** START Data extract **

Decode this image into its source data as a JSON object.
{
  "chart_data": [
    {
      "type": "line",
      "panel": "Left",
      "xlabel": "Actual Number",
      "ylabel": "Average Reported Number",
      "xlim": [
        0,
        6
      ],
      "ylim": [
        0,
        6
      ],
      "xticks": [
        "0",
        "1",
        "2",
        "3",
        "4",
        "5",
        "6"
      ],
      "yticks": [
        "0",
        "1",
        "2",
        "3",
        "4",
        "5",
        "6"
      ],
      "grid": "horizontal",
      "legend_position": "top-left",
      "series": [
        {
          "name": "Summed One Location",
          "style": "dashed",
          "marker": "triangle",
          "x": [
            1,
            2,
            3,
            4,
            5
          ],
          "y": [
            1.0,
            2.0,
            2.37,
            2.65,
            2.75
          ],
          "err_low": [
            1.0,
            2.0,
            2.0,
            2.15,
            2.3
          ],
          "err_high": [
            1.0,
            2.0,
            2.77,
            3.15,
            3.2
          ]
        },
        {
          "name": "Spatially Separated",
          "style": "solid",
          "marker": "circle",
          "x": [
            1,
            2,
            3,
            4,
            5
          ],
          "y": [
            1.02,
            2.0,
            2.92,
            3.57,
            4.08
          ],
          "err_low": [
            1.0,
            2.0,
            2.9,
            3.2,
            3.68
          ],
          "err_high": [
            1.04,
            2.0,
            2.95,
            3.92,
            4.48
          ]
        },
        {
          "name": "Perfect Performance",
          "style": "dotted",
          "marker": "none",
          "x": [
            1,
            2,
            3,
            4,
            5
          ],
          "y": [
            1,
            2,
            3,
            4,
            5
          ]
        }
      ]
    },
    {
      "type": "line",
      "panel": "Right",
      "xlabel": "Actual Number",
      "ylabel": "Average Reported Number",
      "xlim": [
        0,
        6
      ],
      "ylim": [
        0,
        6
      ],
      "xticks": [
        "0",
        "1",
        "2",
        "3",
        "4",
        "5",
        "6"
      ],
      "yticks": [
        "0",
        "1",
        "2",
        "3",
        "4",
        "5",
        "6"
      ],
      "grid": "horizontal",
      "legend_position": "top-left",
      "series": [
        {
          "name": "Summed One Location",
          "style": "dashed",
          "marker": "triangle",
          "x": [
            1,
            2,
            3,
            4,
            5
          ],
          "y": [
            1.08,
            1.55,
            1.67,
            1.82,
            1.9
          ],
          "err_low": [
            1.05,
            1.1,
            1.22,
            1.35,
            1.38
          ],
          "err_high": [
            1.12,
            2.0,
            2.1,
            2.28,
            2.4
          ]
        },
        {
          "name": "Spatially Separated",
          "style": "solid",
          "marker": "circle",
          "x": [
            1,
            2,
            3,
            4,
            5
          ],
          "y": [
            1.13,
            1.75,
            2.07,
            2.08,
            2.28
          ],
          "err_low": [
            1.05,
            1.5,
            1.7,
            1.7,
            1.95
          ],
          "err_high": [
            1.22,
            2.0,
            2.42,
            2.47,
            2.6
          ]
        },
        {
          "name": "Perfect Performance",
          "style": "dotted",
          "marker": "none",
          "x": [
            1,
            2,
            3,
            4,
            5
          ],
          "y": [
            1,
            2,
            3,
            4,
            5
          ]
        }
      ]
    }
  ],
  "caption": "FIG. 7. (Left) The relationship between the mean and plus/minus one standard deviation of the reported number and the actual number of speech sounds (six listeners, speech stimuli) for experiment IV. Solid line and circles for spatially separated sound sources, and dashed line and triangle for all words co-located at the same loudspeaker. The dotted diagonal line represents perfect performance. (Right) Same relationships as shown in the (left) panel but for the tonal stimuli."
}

** END Data extract **

_Task directions_
Restate every record exactly, leaving nothing out.

_Task result_
Decode this image into its source data as a JSON object.
{
  "chart_data": [
    {
      "type": "line",
      "panel": "Left",
      "xlabel": "Actual Number",
      "ylabel": "Average Reported Number",
      "xlim": [
        0,
        6
      ],
      "ylim": [
        0,
        6
      ],
      "xticks": [
        "0",
        "1",
        "2",
        "3",
        "4",
        "5",
        "6"
      ],
      "yticks": [
        "0",
        "1",
        "2",
        "3",
        "4",
        "5",
        "6"
      ],
      "grid": "horizontal",
      "legend_position": "top-left",
      "series": [
        {
          "name": "Summed One Location",
          "style": "dashed",
          "marker": "triangle",
          "x": [
            1,
            2,
            3,
            4,
            5
          ],
          "y": [
            1.0,
            2.0,
            2.37,
            2.65,
            2.75
          ],
          "err_low": [
            1.0,
            2.0,
            2.0,
            2.15,
            2.3
          ],
          "err_high": [
            1.0,
            2.0,
            2.77,
            3.15,
            3.2
          ]
        },
        {
          "name": "Spatially Separated",
          "style": "solid",
          "marker": "circle",
          "x": [
            1,
            2,
            3,
            4,
            5
          ],
          "y": [
            1.02,
            2.0,
            2.92,
            3.57,
            4.08
          ],
          "err_low": [
            1.0,
            2.0,
            2.9,
            3.2,
            3.68
          ],
          "err_high": [
            1.04,
            2.0,
            2.95,
            3.92,
            4.48
          ]
        },
        {
          "name": "Perfect Performance",
          "style": "dotted",
          "marker": "none",
          "x": [
            1,
            2,
            3,
            4,
            5
          ],
          "y": [
            1,
            2,
            3,
            4,
            5
          ]
        }
      ]
    },
    {
      "type": "line",
      "panel": "Right",
      "xlabel": "Actual Number",
      "ylabel": "Average Reported Number",
      "xlim": [
        0,
        6
      ],
      "ylim": [
        0,
        6
      ],
      "xticks": [
        "0",
        "1",
        "2",
        "3",
        "4",
        "5",
        "6"
      ],
      "yticks": [
        "0",
        "1",
        "2",
        "3",
        "4",
        "5",
        "6"
      ],
      "grid": "horizontal",
      "legend_position": "top-left",
      "series": [
        {
          "name": "Summed One Location",
          "style": "dashed",
          "marker": "triangle",
          "x": [
            1,
            2,
            3,
            4,
            5
          ],
          "y": [
            1.08,
            1.55,
            1.67,
            1.82,
            1.9
          ],
          "err_low": [
            1.05,
            1.1,
            1.22,
            1.35,
            1.38
          ],
          "err_high": [
            1.12,
            2.0,
            2.1,
            2.28,
            2.4
          ]
        },
        {
          "name": "Spatially Separated",
          "style": "solid",
          "marker": "circle",
          "x": [
            1,
            2,
            3,
            4,
            5
          ],
          "y": [
            1.13,
            1.75,
            2.07,
            2.08,
            2.28
          ],
          "err_low": [
            1.05,
            1.5,
            1.7,
            1.7,
            1.95
          ],
          "err_high": [
            1.22,
            2.0,
            2.42,
            2.47,
            2.6
          ]
        },
        {
          "name": "Perfect Performance",
          "style": "dotted",
          "marker": "none",
          "x": [
            1,
            2,
            3,
            4,
            5
          ],
          "y": [
            1,
            2,
            3,
            4,
            5
          ]
        }
      ]
    }
  ],
  "caption": "FIG. 7. (Left) The relationship between the mean and plus/minus one standard deviation of the reported number and the actual number of speech sounds (six listeners, speech stimuli) for experiment IV. Solid line and circles for spatially separated sound sources, and dashed line and triangle for all words co-located at the same loudspeaker. The dotted diagonal line represents perfect performance. (Right) Same relationships as shown in the (left) panel but for the tonal stimuli."
}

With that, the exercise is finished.